Exercise description –
Tally the lines of the listing that contain the string "FREE". Give the number and nothing else.

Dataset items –

-.-.-

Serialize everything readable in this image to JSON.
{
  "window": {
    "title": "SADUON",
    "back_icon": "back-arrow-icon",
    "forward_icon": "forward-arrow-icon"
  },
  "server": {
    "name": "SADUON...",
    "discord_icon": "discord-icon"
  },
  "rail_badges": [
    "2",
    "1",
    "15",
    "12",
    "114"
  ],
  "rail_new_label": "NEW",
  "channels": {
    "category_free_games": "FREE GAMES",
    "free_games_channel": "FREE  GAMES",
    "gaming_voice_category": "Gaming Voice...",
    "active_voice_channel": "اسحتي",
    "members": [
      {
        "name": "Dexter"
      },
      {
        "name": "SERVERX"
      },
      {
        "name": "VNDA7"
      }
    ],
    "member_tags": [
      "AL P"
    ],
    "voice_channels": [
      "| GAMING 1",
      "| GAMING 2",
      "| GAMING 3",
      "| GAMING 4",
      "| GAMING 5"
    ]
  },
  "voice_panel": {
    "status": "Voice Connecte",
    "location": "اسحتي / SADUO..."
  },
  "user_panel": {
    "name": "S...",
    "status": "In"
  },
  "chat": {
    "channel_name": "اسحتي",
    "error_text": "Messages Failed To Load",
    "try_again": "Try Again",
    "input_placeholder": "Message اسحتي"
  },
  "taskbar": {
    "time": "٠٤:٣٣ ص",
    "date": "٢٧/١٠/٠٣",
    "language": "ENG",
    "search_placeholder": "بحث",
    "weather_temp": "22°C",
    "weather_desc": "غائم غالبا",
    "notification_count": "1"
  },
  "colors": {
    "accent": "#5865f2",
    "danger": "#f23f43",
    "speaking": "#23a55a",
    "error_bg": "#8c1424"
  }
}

-.-.-

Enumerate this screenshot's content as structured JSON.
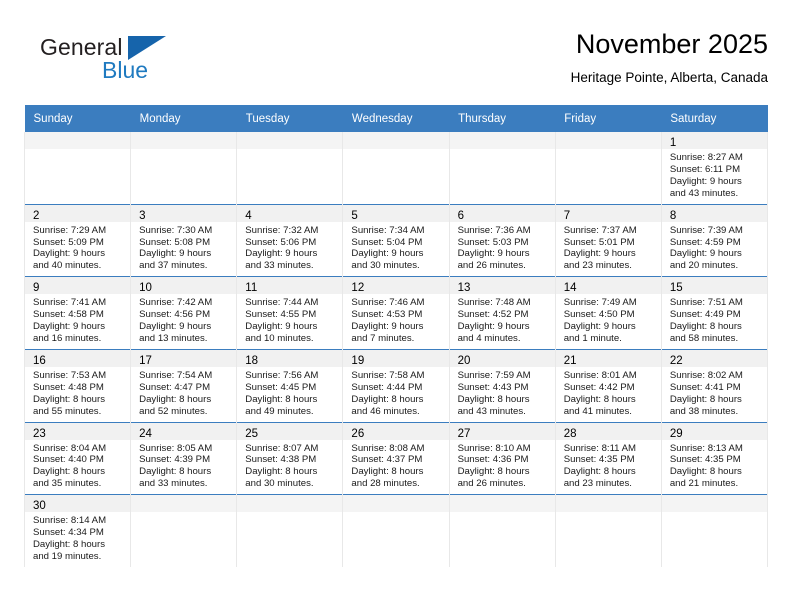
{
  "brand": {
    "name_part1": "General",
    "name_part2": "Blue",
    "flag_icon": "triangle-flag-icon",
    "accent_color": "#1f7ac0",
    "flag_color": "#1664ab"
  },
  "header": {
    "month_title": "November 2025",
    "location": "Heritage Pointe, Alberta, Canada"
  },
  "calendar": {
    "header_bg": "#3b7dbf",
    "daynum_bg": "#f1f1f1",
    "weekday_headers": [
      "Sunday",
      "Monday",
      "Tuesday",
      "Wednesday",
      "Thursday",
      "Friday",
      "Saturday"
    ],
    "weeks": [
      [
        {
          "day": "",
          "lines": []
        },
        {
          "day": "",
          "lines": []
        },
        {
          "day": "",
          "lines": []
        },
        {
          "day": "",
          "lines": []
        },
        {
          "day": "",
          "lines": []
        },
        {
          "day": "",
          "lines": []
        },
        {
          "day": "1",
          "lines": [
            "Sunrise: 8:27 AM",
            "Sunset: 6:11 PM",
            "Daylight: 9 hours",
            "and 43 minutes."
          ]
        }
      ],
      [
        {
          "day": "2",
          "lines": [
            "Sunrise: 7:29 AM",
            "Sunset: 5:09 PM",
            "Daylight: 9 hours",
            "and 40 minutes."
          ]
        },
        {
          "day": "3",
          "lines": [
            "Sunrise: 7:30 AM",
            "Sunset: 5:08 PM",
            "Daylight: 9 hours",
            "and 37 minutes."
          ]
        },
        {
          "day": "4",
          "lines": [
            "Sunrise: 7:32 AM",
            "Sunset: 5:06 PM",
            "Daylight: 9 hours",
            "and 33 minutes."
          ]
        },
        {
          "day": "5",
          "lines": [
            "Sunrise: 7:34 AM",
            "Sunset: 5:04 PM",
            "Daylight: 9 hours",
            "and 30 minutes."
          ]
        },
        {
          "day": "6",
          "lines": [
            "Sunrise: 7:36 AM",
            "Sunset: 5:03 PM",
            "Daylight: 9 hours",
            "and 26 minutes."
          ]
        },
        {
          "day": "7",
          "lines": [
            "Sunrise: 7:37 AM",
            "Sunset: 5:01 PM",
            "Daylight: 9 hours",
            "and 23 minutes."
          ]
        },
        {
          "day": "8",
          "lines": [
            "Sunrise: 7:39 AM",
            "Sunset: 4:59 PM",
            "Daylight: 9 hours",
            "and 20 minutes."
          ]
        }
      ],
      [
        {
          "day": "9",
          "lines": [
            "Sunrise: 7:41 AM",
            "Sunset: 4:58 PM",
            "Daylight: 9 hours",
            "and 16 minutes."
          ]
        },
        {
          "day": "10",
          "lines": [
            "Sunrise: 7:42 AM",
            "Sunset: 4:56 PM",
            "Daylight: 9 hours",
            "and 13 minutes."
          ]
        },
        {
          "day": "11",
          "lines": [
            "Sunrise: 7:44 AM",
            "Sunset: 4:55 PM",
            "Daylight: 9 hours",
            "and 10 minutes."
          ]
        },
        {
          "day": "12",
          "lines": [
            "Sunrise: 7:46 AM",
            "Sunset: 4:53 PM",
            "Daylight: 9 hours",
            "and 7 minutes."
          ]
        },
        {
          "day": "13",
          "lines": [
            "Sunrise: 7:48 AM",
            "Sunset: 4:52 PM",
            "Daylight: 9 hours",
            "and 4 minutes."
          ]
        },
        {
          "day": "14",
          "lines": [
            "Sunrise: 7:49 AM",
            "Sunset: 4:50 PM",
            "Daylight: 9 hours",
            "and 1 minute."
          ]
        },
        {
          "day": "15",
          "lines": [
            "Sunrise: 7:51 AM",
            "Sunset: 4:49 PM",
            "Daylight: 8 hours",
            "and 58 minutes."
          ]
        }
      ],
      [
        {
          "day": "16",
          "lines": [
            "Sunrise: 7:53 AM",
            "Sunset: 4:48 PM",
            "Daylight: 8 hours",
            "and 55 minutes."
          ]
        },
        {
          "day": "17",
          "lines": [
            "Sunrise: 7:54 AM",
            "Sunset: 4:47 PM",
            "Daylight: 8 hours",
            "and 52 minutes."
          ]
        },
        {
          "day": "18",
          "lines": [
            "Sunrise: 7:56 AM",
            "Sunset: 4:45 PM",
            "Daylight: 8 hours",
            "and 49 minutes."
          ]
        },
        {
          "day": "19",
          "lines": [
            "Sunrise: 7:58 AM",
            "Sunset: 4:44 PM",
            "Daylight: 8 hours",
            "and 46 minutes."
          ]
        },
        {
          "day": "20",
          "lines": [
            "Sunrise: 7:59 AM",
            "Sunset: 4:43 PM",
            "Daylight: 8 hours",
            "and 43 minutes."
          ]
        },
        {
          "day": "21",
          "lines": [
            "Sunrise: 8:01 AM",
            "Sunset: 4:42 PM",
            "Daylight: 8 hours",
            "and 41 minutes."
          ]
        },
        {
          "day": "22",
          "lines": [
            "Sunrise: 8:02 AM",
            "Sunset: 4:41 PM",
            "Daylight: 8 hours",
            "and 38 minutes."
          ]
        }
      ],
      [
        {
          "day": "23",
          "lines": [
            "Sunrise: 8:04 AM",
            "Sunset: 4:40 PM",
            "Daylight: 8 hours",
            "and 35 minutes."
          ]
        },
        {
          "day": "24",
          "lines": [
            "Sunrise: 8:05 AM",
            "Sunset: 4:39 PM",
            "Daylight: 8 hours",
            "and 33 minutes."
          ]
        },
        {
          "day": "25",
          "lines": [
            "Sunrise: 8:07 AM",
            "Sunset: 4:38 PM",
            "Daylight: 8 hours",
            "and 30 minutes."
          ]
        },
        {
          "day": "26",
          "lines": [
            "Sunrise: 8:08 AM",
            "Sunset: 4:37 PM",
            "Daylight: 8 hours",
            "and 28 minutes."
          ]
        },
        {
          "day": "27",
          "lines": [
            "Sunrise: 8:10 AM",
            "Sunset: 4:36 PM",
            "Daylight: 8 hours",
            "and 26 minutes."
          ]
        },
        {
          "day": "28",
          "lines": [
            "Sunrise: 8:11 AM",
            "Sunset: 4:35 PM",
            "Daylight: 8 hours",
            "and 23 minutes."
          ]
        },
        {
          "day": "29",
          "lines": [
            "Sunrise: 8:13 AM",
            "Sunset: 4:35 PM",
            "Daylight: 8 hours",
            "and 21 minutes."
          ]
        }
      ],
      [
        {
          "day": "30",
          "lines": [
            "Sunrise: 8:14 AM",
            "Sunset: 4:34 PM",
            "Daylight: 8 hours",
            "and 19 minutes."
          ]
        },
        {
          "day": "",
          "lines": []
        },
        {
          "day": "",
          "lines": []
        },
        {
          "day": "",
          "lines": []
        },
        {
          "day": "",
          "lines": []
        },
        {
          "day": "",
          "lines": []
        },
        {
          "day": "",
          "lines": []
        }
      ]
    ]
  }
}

-.-.-

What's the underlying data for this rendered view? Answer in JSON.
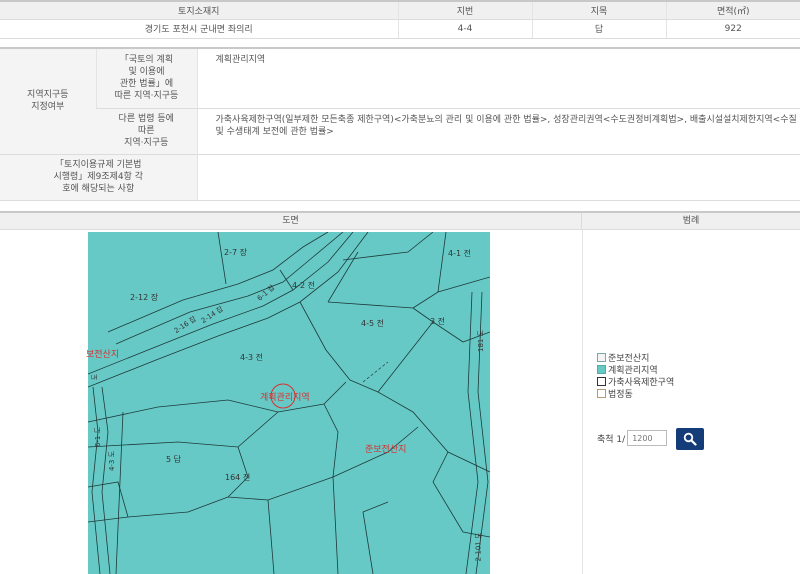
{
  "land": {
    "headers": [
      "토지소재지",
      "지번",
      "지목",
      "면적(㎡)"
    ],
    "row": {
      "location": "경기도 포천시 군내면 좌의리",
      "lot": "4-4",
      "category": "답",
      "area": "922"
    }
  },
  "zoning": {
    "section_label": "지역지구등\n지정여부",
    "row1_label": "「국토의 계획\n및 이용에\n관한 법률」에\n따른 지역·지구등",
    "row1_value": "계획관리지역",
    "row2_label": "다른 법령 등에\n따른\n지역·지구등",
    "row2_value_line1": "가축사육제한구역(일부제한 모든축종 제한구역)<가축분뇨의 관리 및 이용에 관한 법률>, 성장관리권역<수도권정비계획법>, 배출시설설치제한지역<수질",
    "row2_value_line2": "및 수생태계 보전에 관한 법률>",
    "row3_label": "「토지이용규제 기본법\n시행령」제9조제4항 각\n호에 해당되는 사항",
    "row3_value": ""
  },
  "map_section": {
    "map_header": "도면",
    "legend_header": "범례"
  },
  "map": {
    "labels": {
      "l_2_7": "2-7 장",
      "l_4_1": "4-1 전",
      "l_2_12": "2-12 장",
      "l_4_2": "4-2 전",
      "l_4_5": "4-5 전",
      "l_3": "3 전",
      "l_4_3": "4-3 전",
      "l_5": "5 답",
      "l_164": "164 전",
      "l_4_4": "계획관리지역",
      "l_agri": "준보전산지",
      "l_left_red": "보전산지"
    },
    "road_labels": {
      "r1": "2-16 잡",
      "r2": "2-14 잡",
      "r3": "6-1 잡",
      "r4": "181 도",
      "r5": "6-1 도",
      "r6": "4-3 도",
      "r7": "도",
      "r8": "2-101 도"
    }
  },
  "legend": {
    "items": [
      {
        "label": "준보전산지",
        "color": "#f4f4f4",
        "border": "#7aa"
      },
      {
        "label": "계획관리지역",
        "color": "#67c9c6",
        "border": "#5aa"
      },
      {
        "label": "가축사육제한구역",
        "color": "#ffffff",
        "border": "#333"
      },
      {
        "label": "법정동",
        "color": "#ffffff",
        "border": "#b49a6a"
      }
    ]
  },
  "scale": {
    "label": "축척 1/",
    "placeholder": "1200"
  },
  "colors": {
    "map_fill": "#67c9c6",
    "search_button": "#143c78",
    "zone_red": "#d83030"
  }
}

-.-.-

Response to the exercise –
2